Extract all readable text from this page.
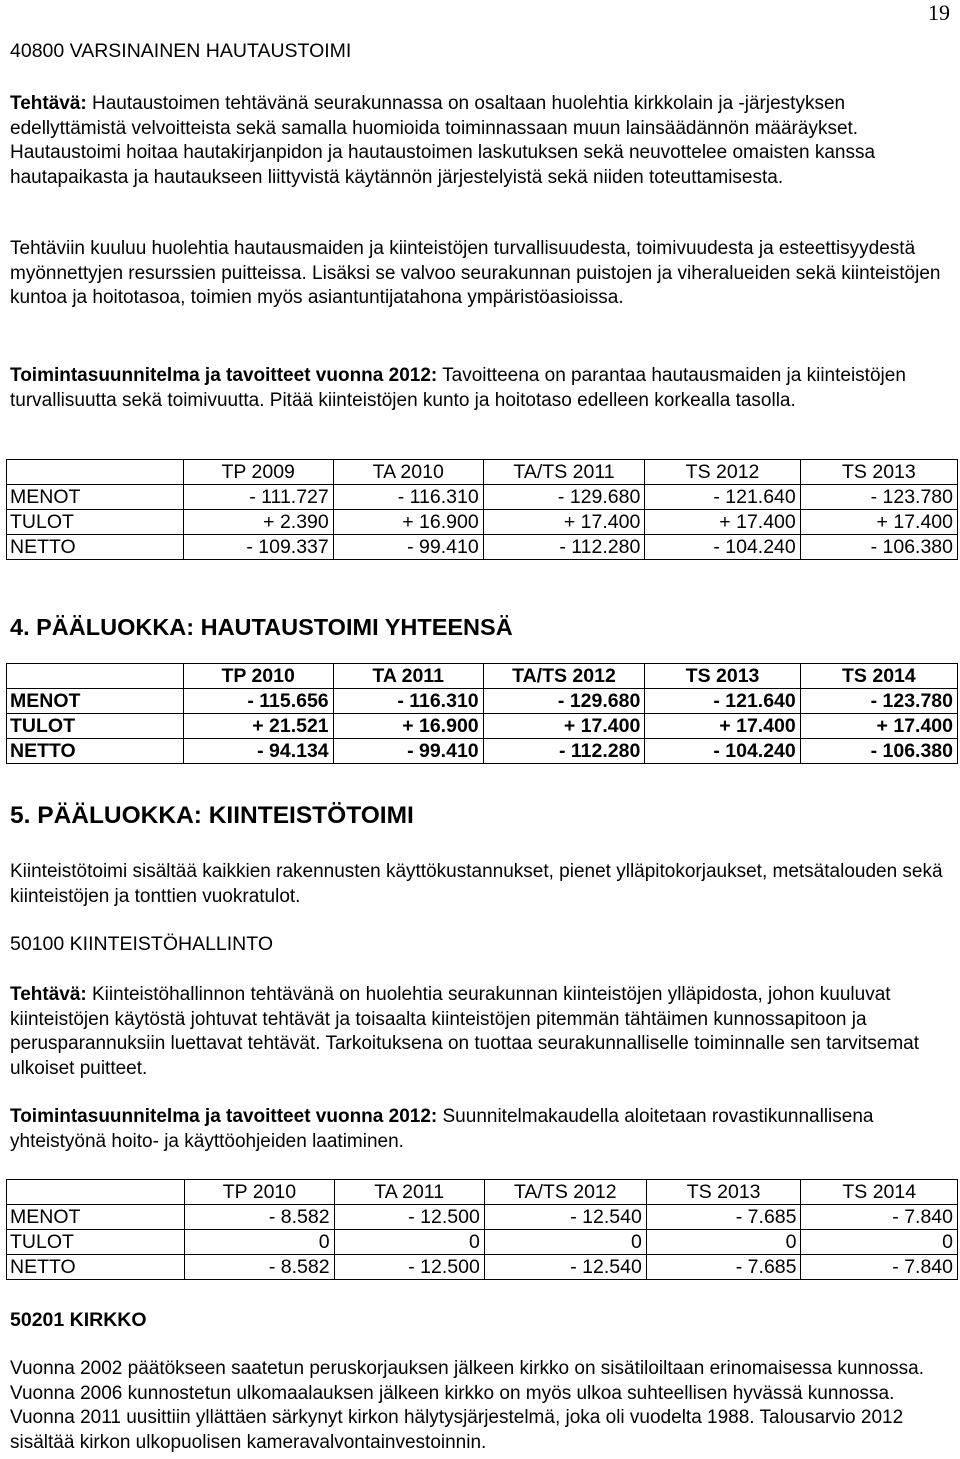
19
40800 VARSINAINEN HAUTAUSTOIMI

Tehtävä: Hautaustoimen tehtävänä seurakunnassa on osaltaan huolehtia kirkkolain ja -järjestyksen edellyttämistä velvoitteista sekä samalla huomioida toiminnassaan muun lainsäädännön määräykset. Hautaustoimi hoitaa hautakirjanpidon ja hautaustoimen laskutuksen sekä neuvottelee omaisten kanssa hautapaikasta ja hautaukseen liittyvistä käytännön järjestelyistä sekä niiden toteuttamisesta.

Tehtäviin kuuluu huolehtia hautausmaiden ja kiinteistöjen turvallisuudesta, toimivuudesta ja esteettisyydestä myönnettyjen resurssien puitteissa. Lisäksi se valvoo seurakunnan puistojen ja viheralueiden sekä kiinteistöjen kuntoa ja hoitotasoa, toimien myös asiantuntijatahona ympäristöasioissa.

Toimintasuunnitelma ja tavoitteet vuonna 2012: Tavoitteena on parantaa hautausmaiden ja kiinteistöjen turvallisuutta sekä toimivuutta. Pitää kiinteistöjen kunto ja hoitotaso edelleen korkealla tasolla.

	TP 2009	TA 2010	TA/TS 2011	TS 2012	TS 2013
MENOT	- 111.727	- 116.310	- 129.680	- 121.640	- 123.780
TULOT	+ 2.390	+ 16.900	+ 17.400	+ 17.400	+ 17.400
NETTO	- 109.337	- 99.410	- 112.280	- 104.240	- 106.380
4. PÄÄLUOKKA: HAUTAUSTOIMI YHTEENSÄ
	TP 2010	TA 2011	TA/TS 2012	TS 2013	TS 2014
MENOT	- 115.656	- 116.310	- 129.680	- 121.640	- 123.780
TULOT	+ 21.521	+ 16.900	+ 17.400	+ 17.400	+ 17.400
NETTO	- 94.134	- 99.410	- 112.280	- 104.240	- 106.380
5. PÄÄLUOKKA: KIINTEISTÖTOIMI

Kiinteistötoimi sisältää kaikkien rakennusten käyttökustannukset, pienet ylläpitokorjaukset, metsätalouden sekä kiinteistöjen ja tonttien vuokratulot.

50100 KIINTEISTÖHALLINTO

Tehtävä: Kiinteistöhallinnon tehtävänä on huolehtia seurakunnan kiinteistöjen ylläpidosta, johon kuuluvat kiinteistöjen käytöstä johtuvat tehtävät ja toisaalta kiinteistöjen pitemmän tähtäimen kunnossapitoon ja perusparannuksiin luettavat tehtävät. Tarkoituksena on tuottaa seurakunnalliselle toiminnalle sen tarvitsemat ulkoiset puitteet.

Toimintasuunnitelma ja tavoitteet vuonna 2012: Suunnitelmakaudella aloitetaan rovastikunnallisena yhteistyönä hoito- ja käyttöohjeiden laatiminen.

	TP 2010	TA 2011	TA/TS 2012	TS 2013	TS 2014
MENOT	- 8.582	- 12.500	- 12.540	- 7.685	- 7.840
TULOT	0	0	0	0	0
NETTO	- 8.582	- 12.500	- 12.540	- 7.685	- 7.840
50201 KIRKKO

Vuonna 2002 päätökseen saatetun peruskorjauksen jälkeen kirkko on sisätiloiltaan erinomaisessa kunnossa. Vuonna 2006 kunnostetun ulkomaalauksen jälkeen kirkko on myös ulkoa suhteellisen hyvässä kunnossa. Vuonna 2011 uusittiin yllättäen särkynyt kirkon hälytysjärjestelmä, joka oli vuodelta 1988. Talousarvio 2012 sisältää kirkon ulkopuolisen kameravalvontainvestoinnin.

-=-=-

Where a line above contains the word "MENOT", copy that line.

*Reply:*
MENOT	- 111.727	- 116.310	- 129.680	- 121.640	- 123.780
MENOT	- 115.656	- 116.310	- 129.680	- 121.640	- 123.780
MENOT	- 8.582	- 12.500	- 12.540	- 7.685	- 7.840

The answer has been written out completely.